═══ Source material

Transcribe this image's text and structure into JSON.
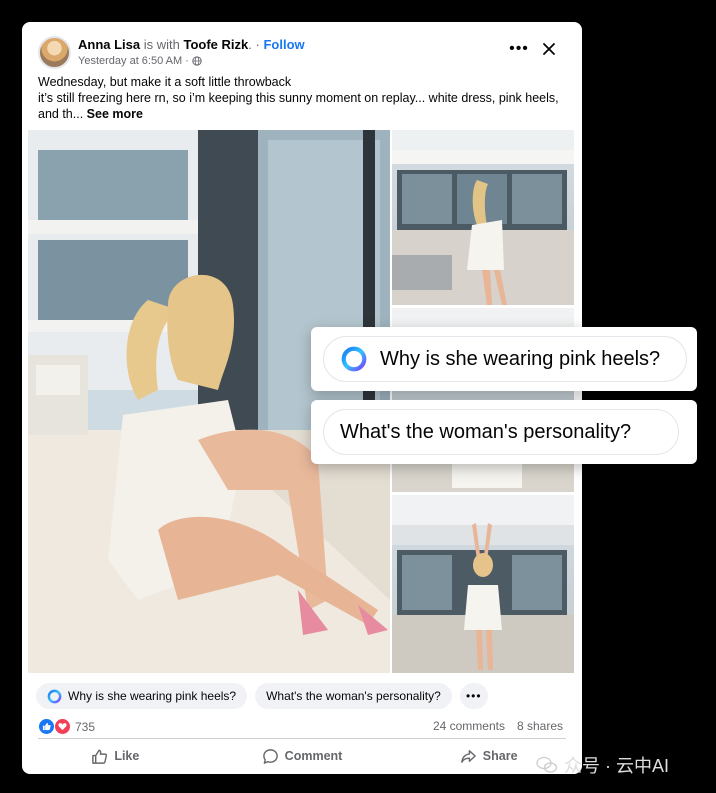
{
  "post": {
    "author": "Anna Lisa",
    "with_text": "is with",
    "tagged": "Toofe Rizk",
    "tagged_suffix": ".",
    "follow_label": "Follow",
    "timestamp": "Yesterday at 6:50 AM",
    "caption_line1": "Wednesday, but make it a soft little throwback",
    "caption_line2": "it’s still freezing here rn, so i’m keeping this sunny moment on replay... white dress, pink heels,",
    "caption_line3": "and th...",
    "see_more": "See more"
  },
  "suggestions": [
    {
      "label": "Why is she wearing pink heels?"
    },
    {
      "label": "What's the woman's personality?"
    }
  ],
  "suggestions_more": "•••",
  "reactions": {
    "count": "735",
    "comments": "24 comments",
    "shares": "8 shares"
  },
  "actions": {
    "like": "Like",
    "comment": "Comment",
    "share": "Share"
  },
  "floating": {
    "q1": "Why is she wearing pink heels?",
    "q2": "What's the woman's personality?"
  },
  "watermark": "众号 · 云中AI",
  "colors": {
    "accent": "#1877f2",
    "love": "#f33e58",
    "muted": "#65676b",
    "chip_bg": "#f0f2f5"
  }
}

══════

Transcribe the full listing above exactly, with the images removed.

Worked solution
Transcribe this image's text and structure into JSON.
{
  "post": {
    "author": "Anna Lisa",
    "with_text": "is with",
    "tagged": "Toofe Rizk",
    "tagged_suffix": ".",
    "follow_label": "Follow",
    "timestamp": "Yesterday at 6:50 AM",
    "caption_line1": "Wednesday, but make it a soft little throwback",
    "caption_line2": "it’s still freezing here rn, so i’m keeping this sunny moment on replay... white dress, pink heels,",
    "caption_line3": "and th...",
    "see_more": "See more"
  },
  "suggestions": [
    {
      "label": "Why is she wearing pink heels?"
    },
    {
      "label": "What's the woman's personality?"
    }
  ],
  "suggestions_more": "•••",
  "reactions": {
    "count": "735",
    "comments": "24 comments",
    "shares": "8 shares"
  },
  "actions": {
    "like": "Like",
    "comment": "Comment",
    "share": "Share"
  },
  "floating": {
    "q1": "Why is she wearing pink heels?",
    "q2": "What's the woman's personality?"
  },
  "watermark": "众号 · 云中AI",
  "colors": {
    "accent": "#1877f2",
    "love": "#f33e58",
    "muted": "#65676b",
    "chip_bg": "#f0f2f5"
  }
}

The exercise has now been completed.